*Что сделать*
Скопируйте из приведенного ниже отрывка о письме Ларионова участок от слов «Вскоре после смерти» до слов «заинтересовал этот проект.» включительно.

На следующий день после первого представления «Гамлета» в театре «Шатле» я прочел в газете «Комедия» неожиданное для меня письмо, подписанное Михаилом Ларионовым и сильно меня взволновавшее.

«Господин директор, — писал мой друг, обращаясь к директору театра, — я прочел с живым интересом в „Комедии“ от 19 июня статью, из которой к удивлению узнал, что завтра, в пятницу 22 июня, состоится сенсационная премьера балета „Гамлет“ по бессмертному произведению Шекспира, с музыкой Листа…

Я позволю себе, однако, сказать в газете „Комедия“, которая всегда защищала справедливость, что идея создания балета на тему „Гамлета“, может быть, не зародилась полностью в творческом воображении госпожи Нижинской.

В действительности я имею все основания сомневаться в этом, и вот почему.

Вскоре после смерти Дягилева, чьим сотрудником я был на протяжении долгих лет, я предложил Мейерхольду, во время его гастролей в театре „Монпарнас“, хореографическую трагедию на сюжет „Гамлета“, пользуясь музыкальными темами Палестрины, И.С.Баха, с колокольным звоном в конце…

Я видел в роли Гамлета Сергея Лифаря, которого, кажется, заинтересовал этот проект.

Записи из набора данных
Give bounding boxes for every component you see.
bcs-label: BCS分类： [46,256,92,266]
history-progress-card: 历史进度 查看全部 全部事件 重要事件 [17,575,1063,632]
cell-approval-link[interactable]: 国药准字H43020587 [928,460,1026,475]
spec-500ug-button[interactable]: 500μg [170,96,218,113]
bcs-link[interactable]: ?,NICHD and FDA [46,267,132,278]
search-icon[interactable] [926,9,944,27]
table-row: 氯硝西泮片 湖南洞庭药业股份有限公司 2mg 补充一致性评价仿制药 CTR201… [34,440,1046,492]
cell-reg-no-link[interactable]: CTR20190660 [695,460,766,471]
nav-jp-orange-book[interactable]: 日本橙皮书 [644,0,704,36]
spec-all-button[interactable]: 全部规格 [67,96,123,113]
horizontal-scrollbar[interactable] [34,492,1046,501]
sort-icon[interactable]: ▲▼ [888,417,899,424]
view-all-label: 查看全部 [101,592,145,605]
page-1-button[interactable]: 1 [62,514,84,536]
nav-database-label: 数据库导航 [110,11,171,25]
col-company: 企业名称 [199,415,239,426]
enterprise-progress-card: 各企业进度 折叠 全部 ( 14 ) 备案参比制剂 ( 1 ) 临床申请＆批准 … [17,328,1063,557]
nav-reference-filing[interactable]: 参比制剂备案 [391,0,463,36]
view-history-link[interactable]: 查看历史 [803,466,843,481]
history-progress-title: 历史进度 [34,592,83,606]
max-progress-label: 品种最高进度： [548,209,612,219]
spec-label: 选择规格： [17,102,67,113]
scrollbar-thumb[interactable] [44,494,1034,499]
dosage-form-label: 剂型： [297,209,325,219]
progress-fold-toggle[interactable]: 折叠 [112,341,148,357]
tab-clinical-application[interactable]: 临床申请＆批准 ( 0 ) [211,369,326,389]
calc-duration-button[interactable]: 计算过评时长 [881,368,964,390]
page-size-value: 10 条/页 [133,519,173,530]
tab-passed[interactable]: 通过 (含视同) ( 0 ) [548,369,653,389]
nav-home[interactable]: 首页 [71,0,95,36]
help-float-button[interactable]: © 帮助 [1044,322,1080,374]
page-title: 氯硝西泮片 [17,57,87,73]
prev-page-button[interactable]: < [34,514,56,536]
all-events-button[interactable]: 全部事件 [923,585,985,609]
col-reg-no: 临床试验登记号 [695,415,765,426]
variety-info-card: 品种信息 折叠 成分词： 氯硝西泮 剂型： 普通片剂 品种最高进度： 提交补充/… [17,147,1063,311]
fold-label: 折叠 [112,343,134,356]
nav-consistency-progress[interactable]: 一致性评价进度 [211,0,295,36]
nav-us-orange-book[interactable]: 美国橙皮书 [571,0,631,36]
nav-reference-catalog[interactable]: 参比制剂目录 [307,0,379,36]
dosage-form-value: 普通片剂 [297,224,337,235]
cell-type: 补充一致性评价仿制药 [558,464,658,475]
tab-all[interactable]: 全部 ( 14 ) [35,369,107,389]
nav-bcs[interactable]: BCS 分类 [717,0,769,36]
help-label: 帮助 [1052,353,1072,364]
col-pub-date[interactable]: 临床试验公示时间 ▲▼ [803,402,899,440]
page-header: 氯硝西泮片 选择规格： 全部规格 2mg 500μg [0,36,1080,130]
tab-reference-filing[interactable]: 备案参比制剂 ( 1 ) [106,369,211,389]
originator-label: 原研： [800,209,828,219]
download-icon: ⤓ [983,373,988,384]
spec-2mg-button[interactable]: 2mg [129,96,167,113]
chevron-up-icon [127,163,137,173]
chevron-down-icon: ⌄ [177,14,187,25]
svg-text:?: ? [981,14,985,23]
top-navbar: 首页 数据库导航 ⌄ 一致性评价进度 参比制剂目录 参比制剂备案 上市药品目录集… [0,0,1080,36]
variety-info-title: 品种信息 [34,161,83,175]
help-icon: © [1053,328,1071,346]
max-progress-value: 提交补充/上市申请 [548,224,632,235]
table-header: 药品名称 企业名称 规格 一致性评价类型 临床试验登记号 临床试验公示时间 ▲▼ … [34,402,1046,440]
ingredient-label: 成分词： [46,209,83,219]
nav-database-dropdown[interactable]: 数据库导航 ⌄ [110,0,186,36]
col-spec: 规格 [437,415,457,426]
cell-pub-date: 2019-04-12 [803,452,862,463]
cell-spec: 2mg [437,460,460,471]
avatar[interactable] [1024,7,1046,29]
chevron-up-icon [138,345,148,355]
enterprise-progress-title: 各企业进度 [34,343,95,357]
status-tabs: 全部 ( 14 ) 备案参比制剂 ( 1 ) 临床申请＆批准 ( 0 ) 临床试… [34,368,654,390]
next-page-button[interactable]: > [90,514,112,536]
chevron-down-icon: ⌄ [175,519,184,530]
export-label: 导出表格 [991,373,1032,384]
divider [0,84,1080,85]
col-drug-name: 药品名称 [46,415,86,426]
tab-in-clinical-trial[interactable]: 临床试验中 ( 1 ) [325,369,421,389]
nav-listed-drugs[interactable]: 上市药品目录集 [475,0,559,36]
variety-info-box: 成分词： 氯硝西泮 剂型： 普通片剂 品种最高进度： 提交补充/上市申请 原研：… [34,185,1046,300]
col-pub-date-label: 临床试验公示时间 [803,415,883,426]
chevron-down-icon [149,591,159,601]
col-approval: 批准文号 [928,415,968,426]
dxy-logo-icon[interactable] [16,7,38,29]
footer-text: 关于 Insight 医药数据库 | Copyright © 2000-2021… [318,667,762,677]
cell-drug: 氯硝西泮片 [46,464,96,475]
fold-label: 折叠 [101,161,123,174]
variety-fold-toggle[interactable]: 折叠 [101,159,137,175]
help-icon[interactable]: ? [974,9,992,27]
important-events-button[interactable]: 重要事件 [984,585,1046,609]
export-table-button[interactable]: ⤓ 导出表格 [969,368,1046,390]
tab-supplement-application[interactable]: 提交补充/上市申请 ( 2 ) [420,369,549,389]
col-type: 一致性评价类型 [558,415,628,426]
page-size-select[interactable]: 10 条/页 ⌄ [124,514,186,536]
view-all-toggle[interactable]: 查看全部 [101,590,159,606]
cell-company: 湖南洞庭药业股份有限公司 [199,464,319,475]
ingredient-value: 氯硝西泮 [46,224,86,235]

*Ваше решение*
Вскоре после смерти Дягилева, чьим сотрудником я был на протяжении долгих лет, я предложил Мейерхольду, во время его гастролей в театре „Монпарнас“, хореографическую трагедию на сюжет „Гамлета“, пользуясь музыкальными темами Палестрины, И.С.Баха, с колокольным звоном в конце…

Я видел в роли Гамлета Сергея Лифаря, которого, кажется, заинтересовал этот проект.